▶ Required work: Your task is to copy every line of this material exactly.

▶ Given information:

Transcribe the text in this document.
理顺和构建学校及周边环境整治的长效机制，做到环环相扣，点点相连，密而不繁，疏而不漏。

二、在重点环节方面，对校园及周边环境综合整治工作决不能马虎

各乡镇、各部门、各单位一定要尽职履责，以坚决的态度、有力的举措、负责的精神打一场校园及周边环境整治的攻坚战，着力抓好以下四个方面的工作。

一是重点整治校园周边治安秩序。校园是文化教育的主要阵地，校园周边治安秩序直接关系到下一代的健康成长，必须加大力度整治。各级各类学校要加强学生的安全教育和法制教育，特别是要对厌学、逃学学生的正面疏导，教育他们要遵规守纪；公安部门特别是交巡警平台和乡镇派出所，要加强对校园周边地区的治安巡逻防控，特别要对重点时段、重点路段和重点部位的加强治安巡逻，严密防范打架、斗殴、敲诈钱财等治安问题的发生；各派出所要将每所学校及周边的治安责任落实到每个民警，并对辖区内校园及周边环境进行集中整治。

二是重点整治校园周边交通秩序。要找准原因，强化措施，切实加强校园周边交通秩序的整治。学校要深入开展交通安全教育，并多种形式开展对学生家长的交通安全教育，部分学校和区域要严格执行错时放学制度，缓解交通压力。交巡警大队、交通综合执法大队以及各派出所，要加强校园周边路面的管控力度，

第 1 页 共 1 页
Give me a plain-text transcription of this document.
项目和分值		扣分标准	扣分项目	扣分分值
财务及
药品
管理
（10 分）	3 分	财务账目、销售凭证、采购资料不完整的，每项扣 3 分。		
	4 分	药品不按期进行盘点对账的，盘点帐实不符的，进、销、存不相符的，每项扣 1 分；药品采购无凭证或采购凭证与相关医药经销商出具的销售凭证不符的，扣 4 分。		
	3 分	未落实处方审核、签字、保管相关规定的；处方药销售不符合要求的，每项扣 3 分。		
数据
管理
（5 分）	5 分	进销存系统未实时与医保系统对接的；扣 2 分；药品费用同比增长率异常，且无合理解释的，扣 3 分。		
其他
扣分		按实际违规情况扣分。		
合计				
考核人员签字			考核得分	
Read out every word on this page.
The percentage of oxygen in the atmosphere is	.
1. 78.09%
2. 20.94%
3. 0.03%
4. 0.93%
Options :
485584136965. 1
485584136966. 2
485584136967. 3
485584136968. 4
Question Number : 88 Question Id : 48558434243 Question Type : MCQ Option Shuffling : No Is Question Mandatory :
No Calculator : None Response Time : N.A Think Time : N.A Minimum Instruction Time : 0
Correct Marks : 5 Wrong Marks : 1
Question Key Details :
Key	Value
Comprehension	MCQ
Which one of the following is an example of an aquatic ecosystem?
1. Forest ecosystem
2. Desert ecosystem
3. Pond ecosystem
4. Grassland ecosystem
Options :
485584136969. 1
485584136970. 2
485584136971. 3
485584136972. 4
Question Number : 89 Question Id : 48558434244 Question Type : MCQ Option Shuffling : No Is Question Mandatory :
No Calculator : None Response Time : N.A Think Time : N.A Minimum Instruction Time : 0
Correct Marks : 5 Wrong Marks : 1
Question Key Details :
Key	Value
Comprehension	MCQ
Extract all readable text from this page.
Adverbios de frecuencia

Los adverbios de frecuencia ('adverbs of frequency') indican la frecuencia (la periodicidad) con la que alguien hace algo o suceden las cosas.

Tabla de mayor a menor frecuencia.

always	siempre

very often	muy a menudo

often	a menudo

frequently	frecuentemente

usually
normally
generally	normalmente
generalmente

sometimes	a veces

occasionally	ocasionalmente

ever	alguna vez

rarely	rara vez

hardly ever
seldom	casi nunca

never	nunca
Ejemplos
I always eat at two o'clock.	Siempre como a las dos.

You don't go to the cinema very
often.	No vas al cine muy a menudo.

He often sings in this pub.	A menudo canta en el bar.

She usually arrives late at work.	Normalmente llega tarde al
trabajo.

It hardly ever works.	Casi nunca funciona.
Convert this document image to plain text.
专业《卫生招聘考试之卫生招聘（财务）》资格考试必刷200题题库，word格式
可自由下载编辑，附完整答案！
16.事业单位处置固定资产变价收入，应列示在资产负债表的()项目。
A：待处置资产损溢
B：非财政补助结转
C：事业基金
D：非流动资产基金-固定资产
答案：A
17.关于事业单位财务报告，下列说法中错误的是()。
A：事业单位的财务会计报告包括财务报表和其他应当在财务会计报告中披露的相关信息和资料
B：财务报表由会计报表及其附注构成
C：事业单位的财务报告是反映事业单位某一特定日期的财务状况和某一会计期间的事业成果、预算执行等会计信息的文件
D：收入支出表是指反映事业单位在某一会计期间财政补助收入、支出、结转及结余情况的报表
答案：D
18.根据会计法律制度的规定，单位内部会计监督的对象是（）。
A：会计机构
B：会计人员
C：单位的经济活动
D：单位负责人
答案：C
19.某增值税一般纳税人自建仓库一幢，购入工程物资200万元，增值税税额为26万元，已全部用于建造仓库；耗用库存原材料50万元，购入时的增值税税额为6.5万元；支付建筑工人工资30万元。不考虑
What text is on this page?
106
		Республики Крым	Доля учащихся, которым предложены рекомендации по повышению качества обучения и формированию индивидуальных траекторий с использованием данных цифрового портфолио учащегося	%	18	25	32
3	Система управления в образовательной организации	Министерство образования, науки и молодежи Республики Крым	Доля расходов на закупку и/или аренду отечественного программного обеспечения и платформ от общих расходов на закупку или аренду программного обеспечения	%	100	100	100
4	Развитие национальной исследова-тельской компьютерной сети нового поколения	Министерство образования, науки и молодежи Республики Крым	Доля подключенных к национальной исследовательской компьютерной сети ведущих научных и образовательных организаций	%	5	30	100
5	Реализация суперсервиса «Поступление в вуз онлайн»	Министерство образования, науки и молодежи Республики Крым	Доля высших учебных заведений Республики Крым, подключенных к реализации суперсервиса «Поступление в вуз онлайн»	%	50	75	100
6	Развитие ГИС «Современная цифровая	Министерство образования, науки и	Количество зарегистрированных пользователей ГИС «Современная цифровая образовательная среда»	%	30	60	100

▶ Task result:
Transcribe the text in this document.
理顺和构建学校及周边环境整治的长效机制，做到环环相扣，点点相连，密而不繁，疏而不漏。

二、在重点环节方面，对校园及周边环境综合整治工作决不能马虎

各乡镇、各部门、各单位一定要尽职履责，以坚决的态度、有力的举措、负责的精神打一场校园及周边环境整治的攻坚战，着力抓好以下四个方面的工作。

一是重点整治校园周边治安秩序。校园是文化教育的主要阵地，校园周边治安秩序直接关系到下一代的健康成长，必须加大力度整治。各级各类学校要加强学生的安全教育和法制教育，特别是要对厌学、逃学学生的正面疏导，教育他们要遵规守纪；公安部门特别是交巡警平台和乡镇派出所，要加强对校园周边地区的治安巡逻防控，特别要对重点时段、重点路段和重点部位的加强治安巡逻，严密防范打架、斗殴、敲诈钱财等治安问题的发生；各派出所要将每所学校及周边的治安责任落实到每个民警，并对辖区内校园及周边环境进行集中整治。

二是重点整治校园周边交通秩序。要找准原因，强化措施，切实加强校园周边交通秩序的整治。学校要深入开展交通安全教育，并多种形式开展对学生家长的交通安全教育，部分学校和区域要严格执行错时放学制度，缓解交通压力。交巡警大队、交通综合执法大队以及各派出所，要加强校园周边路面的管控力度，

第 1 页 共 1 页
Give me a plain-text transcription of this document.
项目和分值		扣分标准	扣分项目	扣分分值
财务及
药品
管理
（10 分）	3 分	财务账目、销售凭证、采购资料不完整的，每项扣 3 分。		
	4 分	药品不按期进行盘点对账的，盘点帐实不符的，进、销、存不相符的，每项扣 1 分；药品采购无凭证或采购凭证与相关医药经销商出具的销售凭证不符的，扣 4 分。		
	3 分	未落实处方审核、签字、保管相关规定的；处方药销售不符合要求的，每项扣 3 分。		
数据
管理
（5 分）	5 分	进销存系统未实时与医保系统对接的；扣 2 分；药品费用同比增长率异常，且无合理解释的，扣 3 分。		
其他
扣分		按实际违规情况扣分。		
合计				
考核人员签字			考核得分	
Read out every word on this page.
The percentage of oxygen in the atmosphere is	.
1. 78.09%
2. 20.94%
3. 0.03%
4. 0.93%
Options :
485584136965. 1
485584136966. 2
485584136967. 3
485584136968. 4
Question Number : 88 Question Id : 48558434243 Question Type : MCQ Option Shuffling : No Is Question Mandatory :
No Calculator : None Response Time : N.A Think Time : N.A Minimum Instruction Time : 0
Correct Marks : 5 Wrong Marks : 1
Question Key Details :
Key	Value
Comprehension	MCQ
Which one of the following is an example of an aquatic ecosystem?
1. Forest ecosystem
2. Desert ecosystem
3. Pond ecosystem
4. Grassland ecosystem
Options :
485584136969. 1
485584136970. 2
485584136971. 3
485584136972. 4
Question Number : 89 Question Id : 48558434244 Question Type : MCQ Option Shuffling : No Is Question Mandatory :
No Calculator : None Response Time : N.A Think Time : N.A Minimum Instruction Time : 0
Correct Marks : 5 Wrong Marks : 1
Question Key Details :
Key	Value
Comprehension	MCQ
Extract all readable text from this page.
Adverbios de frecuencia

Los adverbios de frecuencia ('adverbs of frequency') indican la frecuencia (la periodicidad) con la que alguien hace algo o suceden las cosas.

Tabla de mayor a menor frecuencia.

always	siempre

very often	muy a menudo

often	a menudo

frequently	frecuentemente

usually
normally
generally	normalmente
generalmente

sometimes	a veces

occasionally	ocasionalmente

ever	alguna vez

rarely	rara vez

hardly ever
seldom	casi nunca

never	nunca
Ejemplos
I always eat at two o'clock.	Siempre como a las dos.

You don't go to the cinema very
often.	No vas al cine muy a menudo.

He often sings in this pub.	A menudo canta en el bar.

She usually arrives late at work.	Normalmente llega tarde al
trabajo.

It hardly ever works.	Casi nunca funciona.
Convert this document image to plain text.
专业《卫生招聘考试之卫生招聘（财务）》资格考试必刷200题题库，word格式
可自由下载编辑，附完整答案！
16.事业单位处置固定资产变价收入，应列示在资产负债表的()项目。
A：待处置资产损溢
B：非财政补助结转
C：事业基金
D：非流动资产基金-固定资产
答案：A
17.关于事业单位财务报告，下列说法中错误的是()。
A：事业单位的财务会计报告包括财务报表和其他应当在财务会计报告中披露的相关信息和资料
B：财务报表由会计报表及其附注构成
C：事业单位的财务报告是反映事业单位某一特定日期的财务状况和某一会计期间的事业成果、预算执行等会计信息的文件
D：收入支出表是指反映事业单位在某一会计期间财政补助收入、支出、结转及结余情况的报表
答案：D
18.根据会计法律制度的规定，单位内部会计监督的对象是（）。
A：会计机构
B：会计人员
C：单位的经济活动
D：单位负责人
答案：C
19.某增值税一般纳税人自建仓库一幢，购入工程物资200万元，增值税税额为26万元，已全部用于建造仓库；耗用库存原材料50万元，购入时的增值税税额为6.5万元；支付建筑工人工资30万元。不考虑
What text is on this page?
106
		Республики Крым	Доля учащихся, которым предложены рекомендации по повышению качества обучения и формированию индивидуальных траекторий с использованием данных цифрового портфолио учащегося	%	18	25	32
3	Система управления в образовательной организации	Министерство образования, науки и молодежи Республики Крым	Доля расходов на закупку и/или аренду отечественного программного обеспечения и платформ от общих расходов на закупку или аренду программного обеспечения	%	100	100	100
4	Развитие национальной исследова-тельской компьютерной сети нового поколения	Министерство образования, науки и молодежи Республики Крым	Доля подключенных к национальной исследовательской компьютерной сети ведущих научных и образовательных организаций	%	5	30	100
5	Реализация суперсервиса «Поступление в вуз онлайн»	Министерство образования, науки и молодежи Республики Крым	Доля высших учебных заведений Республики Крым, подключенных к реализации суперсервиса «Поступление в вуз онлайн»	%	50	75	100
6	Развитие ГИС «Современная цифровая	Министерство образования, науки и	Количество зарегистрированных пользователей ГИС «Современная цифровая образовательная среда»	%	30	60	100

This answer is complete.